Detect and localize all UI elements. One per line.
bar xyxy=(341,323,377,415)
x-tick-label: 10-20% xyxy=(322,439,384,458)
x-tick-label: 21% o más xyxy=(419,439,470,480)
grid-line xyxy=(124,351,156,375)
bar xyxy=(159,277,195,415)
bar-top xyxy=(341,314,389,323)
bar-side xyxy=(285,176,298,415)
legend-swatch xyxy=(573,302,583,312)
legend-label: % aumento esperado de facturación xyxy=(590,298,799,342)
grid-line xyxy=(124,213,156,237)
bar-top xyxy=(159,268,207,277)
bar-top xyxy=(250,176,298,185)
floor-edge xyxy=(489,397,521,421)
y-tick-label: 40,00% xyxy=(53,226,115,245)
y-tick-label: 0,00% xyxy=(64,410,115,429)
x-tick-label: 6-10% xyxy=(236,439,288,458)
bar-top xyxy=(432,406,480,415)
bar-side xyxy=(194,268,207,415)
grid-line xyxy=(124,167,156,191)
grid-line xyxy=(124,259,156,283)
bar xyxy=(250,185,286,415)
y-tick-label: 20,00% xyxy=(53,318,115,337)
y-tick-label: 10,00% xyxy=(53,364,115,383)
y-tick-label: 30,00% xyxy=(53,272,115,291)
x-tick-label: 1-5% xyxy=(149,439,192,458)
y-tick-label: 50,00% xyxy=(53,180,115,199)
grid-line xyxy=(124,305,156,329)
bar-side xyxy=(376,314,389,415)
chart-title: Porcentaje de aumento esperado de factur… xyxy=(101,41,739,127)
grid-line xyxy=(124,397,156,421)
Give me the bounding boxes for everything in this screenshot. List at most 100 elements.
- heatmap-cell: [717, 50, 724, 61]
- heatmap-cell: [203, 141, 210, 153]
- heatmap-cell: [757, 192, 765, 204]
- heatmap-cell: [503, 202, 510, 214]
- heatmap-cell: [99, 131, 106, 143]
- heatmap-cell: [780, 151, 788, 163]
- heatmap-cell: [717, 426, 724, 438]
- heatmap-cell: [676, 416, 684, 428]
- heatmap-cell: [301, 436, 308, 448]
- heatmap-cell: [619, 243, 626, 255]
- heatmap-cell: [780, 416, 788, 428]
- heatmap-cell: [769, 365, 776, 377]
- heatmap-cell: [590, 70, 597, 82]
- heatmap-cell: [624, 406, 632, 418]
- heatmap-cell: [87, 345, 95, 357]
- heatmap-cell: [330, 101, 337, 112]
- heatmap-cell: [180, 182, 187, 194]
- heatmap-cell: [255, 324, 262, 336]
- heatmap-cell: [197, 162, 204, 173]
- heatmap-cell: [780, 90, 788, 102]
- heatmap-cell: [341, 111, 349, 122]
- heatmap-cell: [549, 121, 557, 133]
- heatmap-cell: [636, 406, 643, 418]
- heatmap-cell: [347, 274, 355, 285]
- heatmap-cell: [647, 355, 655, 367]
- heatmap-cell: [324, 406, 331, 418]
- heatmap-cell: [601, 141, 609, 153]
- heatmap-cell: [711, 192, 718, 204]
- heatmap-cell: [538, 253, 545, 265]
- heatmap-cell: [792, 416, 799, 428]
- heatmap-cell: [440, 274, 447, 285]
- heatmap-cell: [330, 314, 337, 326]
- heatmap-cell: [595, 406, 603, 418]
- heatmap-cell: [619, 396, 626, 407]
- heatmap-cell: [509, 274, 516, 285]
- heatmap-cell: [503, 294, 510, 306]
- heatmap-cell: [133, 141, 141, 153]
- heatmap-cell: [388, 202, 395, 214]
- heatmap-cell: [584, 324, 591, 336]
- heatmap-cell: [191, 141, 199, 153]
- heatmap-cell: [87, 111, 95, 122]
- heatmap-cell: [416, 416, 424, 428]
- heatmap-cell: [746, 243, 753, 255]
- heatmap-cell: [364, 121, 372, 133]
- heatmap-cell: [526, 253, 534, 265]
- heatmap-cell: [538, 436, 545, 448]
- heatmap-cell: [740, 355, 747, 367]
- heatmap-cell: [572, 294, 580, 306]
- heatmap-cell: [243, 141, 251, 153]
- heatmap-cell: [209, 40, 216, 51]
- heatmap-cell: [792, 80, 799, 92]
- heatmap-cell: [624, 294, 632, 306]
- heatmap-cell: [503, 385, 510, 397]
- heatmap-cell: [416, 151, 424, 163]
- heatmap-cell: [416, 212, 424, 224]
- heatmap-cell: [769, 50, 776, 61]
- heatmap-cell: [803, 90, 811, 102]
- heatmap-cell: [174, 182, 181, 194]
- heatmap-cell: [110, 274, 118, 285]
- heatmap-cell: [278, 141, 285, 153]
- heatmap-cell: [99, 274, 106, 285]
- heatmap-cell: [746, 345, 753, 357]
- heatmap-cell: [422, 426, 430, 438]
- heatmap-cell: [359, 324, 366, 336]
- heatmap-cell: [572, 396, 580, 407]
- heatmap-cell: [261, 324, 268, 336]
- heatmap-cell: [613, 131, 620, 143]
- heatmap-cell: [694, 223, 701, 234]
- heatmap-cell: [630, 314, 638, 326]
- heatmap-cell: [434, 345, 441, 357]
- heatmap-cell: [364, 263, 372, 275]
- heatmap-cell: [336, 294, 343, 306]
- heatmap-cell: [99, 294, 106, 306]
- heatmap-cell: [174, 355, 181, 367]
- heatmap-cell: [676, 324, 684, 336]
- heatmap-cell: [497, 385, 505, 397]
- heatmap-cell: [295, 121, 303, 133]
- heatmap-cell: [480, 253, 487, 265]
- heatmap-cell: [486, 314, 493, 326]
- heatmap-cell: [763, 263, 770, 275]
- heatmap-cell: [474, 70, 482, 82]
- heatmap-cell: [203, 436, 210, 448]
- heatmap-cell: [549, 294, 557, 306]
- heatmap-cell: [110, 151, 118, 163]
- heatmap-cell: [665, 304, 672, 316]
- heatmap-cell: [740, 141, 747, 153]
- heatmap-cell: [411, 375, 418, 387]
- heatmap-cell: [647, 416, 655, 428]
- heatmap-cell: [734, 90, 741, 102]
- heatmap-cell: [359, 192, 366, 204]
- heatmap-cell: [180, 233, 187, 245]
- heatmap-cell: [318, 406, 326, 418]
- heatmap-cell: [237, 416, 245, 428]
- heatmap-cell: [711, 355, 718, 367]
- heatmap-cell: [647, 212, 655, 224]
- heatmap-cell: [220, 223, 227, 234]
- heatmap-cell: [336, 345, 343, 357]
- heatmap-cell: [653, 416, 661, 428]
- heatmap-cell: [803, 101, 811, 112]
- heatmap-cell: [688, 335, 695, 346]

========================================================================

## WHAT IS EXPECTED
Please retype every line of the records above, unchanged and in the same order.

## THE COMPLETED TASK
Detect and localize all UI elements. One per line.
bar xyxy=(341,323,377,415)
x-tick-label: 10-20% xyxy=(322,439,384,458)
x-tick-label: 21% o más xyxy=(419,439,470,480)
grid-line xyxy=(124,351,156,375)
bar xyxy=(159,277,195,415)
bar-top xyxy=(341,314,389,323)
bar-side xyxy=(285,176,298,415)
legend-swatch xyxy=(573,302,583,312)
legend-label: % aumento esperado de facturación xyxy=(590,298,799,342)
grid-line xyxy=(124,213,156,237)
bar-top xyxy=(159,268,207,277)
bar-top xyxy=(250,176,298,185)
floor-edge xyxy=(489,397,521,421)
y-tick-label: 40,00% xyxy=(53,226,115,245)
y-tick-label: 0,00% xyxy=(64,410,115,429)
x-tick-label: 6-10% xyxy=(236,439,288,458)
bar-top xyxy=(432,406,480,415)
bar-side xyxy=(194,268,207,415)
grid-line xyxy=(124,167,156,191)
grid-line xyxy=(124,259,156,283)
bar xyxy=(250,185,286,415)
y-tick-label: 20,00% xyxy=(53,318,115,337)
y-tick-label: 10,00% xyxy=(53,364,115,383)
y-tick-label: 30,00% xyxy=(53,272,115,291)
x-tick-label: 1-5% xyxy=(149,439,192,458)
y-tick-label: 50,00% xyxy=(53,180,115,199)
grid-line xyxy=(124,305,156,329)
bar-side xyxy=(376,314,389,415)
chart-title: Porcentaje de aumento esperado de factur… xyxy=(101,41,739,127)
grid-line xyxy=(124,397,156,421)
Give me the bounding boxes for everything in this screenshot. List at most 100 elements.
- heatmap-cell: [717, 50, 724, 61]
- heatmap-cell: [203, 141, 210, 153]
- heatmap-cell: [757, 192, 765, 204]
- heatmap-cell: [503, 202, 510, 214]
- heatmap-cell: [99, 131, 106, 143]
- heatmap-cell: [780, 151, 788, 163]
- heatmap-cell: [717, 426, 724, 438]
- heatmap-cell: [676, 416, 684, 428]
- heatmap-cell: [301, 436, 308, 448]
- heatmap-cell: [619, 243, 626, 255]
- heatmap-cell: [780, 416, 788, 428]
- heatmap-cell: [769, 365, 776, 377]
- heatmap-cell: [590, 70, 597, 82]
- heatmap-cell: [624, 406, 632, 418]
- heatmap-cell: [87, 345, 95, 357]
- heatmap-cell: [330, 101, 337, 112]
- heatmap-cell: [180, 182, 187, 194]
- heatmap-cell: [255, 324, 262, 336]
- heatmap-cell: [197, 162, 204, 173]
- heatmap-cell: [780, 90, 788, 102]
- heatmap-cell: [341, 111, 349, 122]
- heatmap-cell: [549, 121, 557, 133]
- heatmap-cell: [636, 406, 643, 418]
- heatmap-cell: [347, 274, 355, 285]
- heatmap-cell: [647, 355, 655, 367]
- heatmap-cell: [324, 406, 331, 418]
- heatmap-cell: [601, 141, 609, 153]
- heatmap-cell: [711, 192, 718, 204]
- heatmap-cell: [538, 253, 545, 265]
- heatmap-cell: [792, 416, 799, 428]
- heatmap-cell: [440, 274, 447, 285]
- heatmap-cell: [330, 314, 337, 326]
- heatmap-cell: [595, 406, 603, 418]
- heatmap-cell: [619, 396, 626, 407]
- heatmap-cell: [509, 274, 516, 285]
- heatmap-cell: [503, 294, 510, 306]
- heatmap-cell: [133, 141, 141, 153]
- heatmap-cell: [388, 202, 395, 214]
- heatmap-cell: [584, 324, 591, 336]
- heatmap-cell: [191, 141, 199, 153]
- heatmap-cell: [87, 111, 95, 122]
- heatmap-cell: [416, 416, 424, 428]
- heatmap-cell: [746, 243, 753, 255]
- heatmap-cell: [364, 121, 372, 133]
- heatmap-cell: [526, 253, 534, 265]
- heatmap-cell: [538, 436, 545, 448]
- heatmap-cell: [740, 355, 747, 367]
- heatmap-cell: [572, 294, 580, 306]
- heatmap-cell: [243, 141, 251, 153]
- heatmap-cell: [209, 40, 216, 51]
- heatmap-cell: [792, 80, 799, 92]
- heatmap-cell: [624, 294, 632, 306]
- heatmap-cell: [503, 385, 510, 397]
- heatmap-cell: [416, 151, 424, 163]
- heatmap-cell: [416, 212, 424, 224]
- heatmap-cell: [769, 50, 776, 61]
- heatmap-cell: [803, 90, 811, 102]
- heatmap-cell: [174, 182, 181, 194]
- heatmap-cell: [110, 274, 118, 285]
- heatmap-cell: [278, 141, 285, 153]
- heatmap-cell: [99, 274, 106, 285]
- heatmap-cell: [746, 345, 753, 357]
- heatmap-cell: [422, 426, 430, 438]
- heatmap-cell: [359, 324, 366, 336]
- heatmap-cell: [572, 396, 580, 407]
- heatmap-cell: [261, 324, 268, 336]
- heatmap-cell: [613, 131, 620, 143]
- heatmap-cell: [694, 223, 701, 234]
- heatmap-cell: [630, 314, 638, 326]
- heatmap-cell: [434, 345, 441, 357]
- heatmap-cell: [364, 263, 372, 275]
- heatmap-cell: [336, 294, 343, 306]
- heatmap-cell: [99, 294, 106, 306]
- heatmap-cell: [174, 355, 181, 367]
- heatmap-cell: [676, 324, 684, 336]
- heatmap-cell: [497, 385, 505, 397]
- heatmap-cell: [295, 121, 303, 133]
- heatmap-cell: [480, 253, 487, 265]
- heatmap-cell: [486, 314, 493, 326]
- heatmap-cell: [763, 263, 770, 275]
- heatmap-cell: [474, 70, 482, 82]
- heatmap-cell: [203, 436, 210, 448]
- heatmap-cell: [549, 294, 557, 306]
- heatmap-cell: [110, 151, 118, 163]
- heatmap-cell: [665, 304, 672, 316]
- heatmap-cell: [740, 141, 747, 153]
- heatmap-cell: [411, 375, 418, 387]
- heatmap-cell: [647, 416, 655, 428]
- heatmap-cell: [734, 90, 741, 102]
- heatmap-cell: [359, 192, 366, 204]
- heatmap-cell: [180, 233, 187, 245]
- heatmap-cell: [318, 406, 326, 418]
- heatmap-cell: [237, 416, 245, 428]
- heatmap-cell: [711, 355, 718, 367]
- heatmap-cell: [647, 212, 655, 224]
- heatmap-cell: [220, 223, 227, 234]
- heatmap-cell: [336, 345, 343, 357]
- heatmap-cell: [653, 416, 661, 428]
- heatmap-cell: [803, 101, 811, 112]
- heatmap-cell: [688, 335, 695, 346]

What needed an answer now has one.